*EXERCISE BRIEF:*
The records that follow must be reproduced in full, exactly as written.

*DATA ENTRIES:*
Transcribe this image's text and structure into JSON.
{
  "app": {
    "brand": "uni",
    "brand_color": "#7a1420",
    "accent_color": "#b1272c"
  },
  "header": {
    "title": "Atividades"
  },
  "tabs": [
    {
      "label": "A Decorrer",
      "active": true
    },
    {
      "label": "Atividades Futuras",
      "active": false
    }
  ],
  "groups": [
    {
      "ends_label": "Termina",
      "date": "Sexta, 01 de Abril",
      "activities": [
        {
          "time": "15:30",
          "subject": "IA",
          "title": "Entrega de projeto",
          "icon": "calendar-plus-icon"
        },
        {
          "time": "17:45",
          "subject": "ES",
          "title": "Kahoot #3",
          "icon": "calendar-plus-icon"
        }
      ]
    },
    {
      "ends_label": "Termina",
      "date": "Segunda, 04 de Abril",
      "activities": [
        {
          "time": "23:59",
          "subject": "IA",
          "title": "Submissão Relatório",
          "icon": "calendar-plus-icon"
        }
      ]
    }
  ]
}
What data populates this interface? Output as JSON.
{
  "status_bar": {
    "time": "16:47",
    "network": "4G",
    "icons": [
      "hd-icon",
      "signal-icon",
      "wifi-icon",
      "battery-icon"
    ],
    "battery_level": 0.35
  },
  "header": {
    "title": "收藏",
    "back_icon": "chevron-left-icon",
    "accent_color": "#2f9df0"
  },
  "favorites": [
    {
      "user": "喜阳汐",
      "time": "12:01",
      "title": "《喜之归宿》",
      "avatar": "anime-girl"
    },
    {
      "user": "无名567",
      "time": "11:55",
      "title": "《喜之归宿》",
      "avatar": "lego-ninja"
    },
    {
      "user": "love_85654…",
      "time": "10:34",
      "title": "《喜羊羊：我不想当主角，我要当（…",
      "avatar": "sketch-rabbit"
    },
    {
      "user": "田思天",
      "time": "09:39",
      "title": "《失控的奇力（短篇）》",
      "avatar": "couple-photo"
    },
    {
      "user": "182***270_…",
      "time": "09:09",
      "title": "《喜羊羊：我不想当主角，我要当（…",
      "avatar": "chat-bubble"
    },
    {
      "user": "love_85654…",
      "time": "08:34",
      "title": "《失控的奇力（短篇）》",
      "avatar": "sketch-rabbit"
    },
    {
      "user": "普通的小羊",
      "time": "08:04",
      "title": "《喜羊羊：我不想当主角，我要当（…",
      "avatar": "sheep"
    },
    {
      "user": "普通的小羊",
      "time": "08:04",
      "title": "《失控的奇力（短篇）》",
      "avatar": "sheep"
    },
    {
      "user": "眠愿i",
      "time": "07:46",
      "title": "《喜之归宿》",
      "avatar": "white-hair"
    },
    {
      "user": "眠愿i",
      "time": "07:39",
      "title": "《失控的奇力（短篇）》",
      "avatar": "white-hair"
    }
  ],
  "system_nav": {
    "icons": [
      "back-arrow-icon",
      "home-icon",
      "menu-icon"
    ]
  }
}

*EXERCISE RESULT:*
Transcribe this image's text and structure into JSON.
{
  "app": {
    "brand": "uni",
    "brand_color": "#7a1420",
    "accent_color": "#b1272c"
  },
  "header": {
    "title": "Atividades"
  },
  "tabs": [
    {
      "label": "A Decorrer",
      "active": true
    },
    {
      "label": "Atividades Futuras",
      "active": false
    }
  ],
  "groups": [
    {
      "ends_label": "Termina",
      "date": "Sexta, 01 de Abril",
      "activities": [
        {
          "time": "15:30",
          "subject": "IA",
          "title": "Entrega de projeto",
          "icon": "calendar-plus-icon"
        },
        {
          "time": "17:45",
          "subject": "ES",
          "title": "Kahoot #3",
          "icon": "calendar-plus-icon"
        }
      ]
    },
    {
      "ends_label": "Termina",
      "date": "Segunda, 04 de Abril",
      "activities": [
        {
          "time": "23:59",
          "subject": "IA",
          "title": "Submissão Relatório",
          "icon": "calendar-plus-icon"
        }
      ]
    }
  ]
}
What data populates this interface? Output as JSON.
{
  "status_bar": {
    "time": "16:47",
    "network": "4G",
    "icons": [
      "hd-icon",
      "signal-icon",
      "wifi-icon",
      "battery-icon"
    ],
    "battery_level": 0.35
  },
  "header": {
    "title": "收藏",
    "back_icon": "chevron-left-icon",
    "accent_color": "#2f9df0"
  },
  "favorites": [
    {
      "user": "喜阳汐",
      "time": "12:01",
      "title": "《喜之归宿》",
      "avatar": "anime-girl"
    },
    {
      "user": "无名567",
      "time": "11:55",
      "title": "《喜之归宿》",
      "avatar": "lego-ninja"
    },
    {
      "user": "love_85654…",
      "time": "10:34",
      "title": "《喜羊羊：我不想当主角，我要当（…",
      "avatar": "sketch-rabbit"
    },
    {
      "user": "田思天",
      "time": "09:39",
      "title": "《失控的奇力（短篇）》",
      "avatar": "couple-photo"
    },
    {
      "user": "182***270_…",
      "time": "09:09",
      "title": "《喜羊羊：我不想当主角，我要当（…",
      "avatar": "chat-bubble"
    },
    {
      "user": "love_85654…",
      "time": "08:34",
      "title": "《失控的奇力（短篇）》",
      "avatar": "sketch-rabbit"
    },
    {
      "user": "普通的小羊",
      "time": "08:04",
      "title": "《喜羊羊：我不想当主角，我要当（…",
      "avatar": "sheep"
    },
    {
      "user": "普通的小羊",
      "time": "08:04",
      "title": "《失控的奇力（短篇）》",
      "avatar": "sheep"
    },
    {
      "user": "眠愿i",
      "time": "07:46",
      "title": "《喜之归宿》",
      "avatar": "white-hair"
    },
    {
      "user": "眠愿i",
      "time": "07:39",
      "title": "《失控的奇力（短篇）》",
      "avatar": "white-hair"
    }
  ],
  "system_nav": {
    "icons": [
      "back-arrow-icon",
      "home-icon",
      "menu-icon"
    ]
  }
}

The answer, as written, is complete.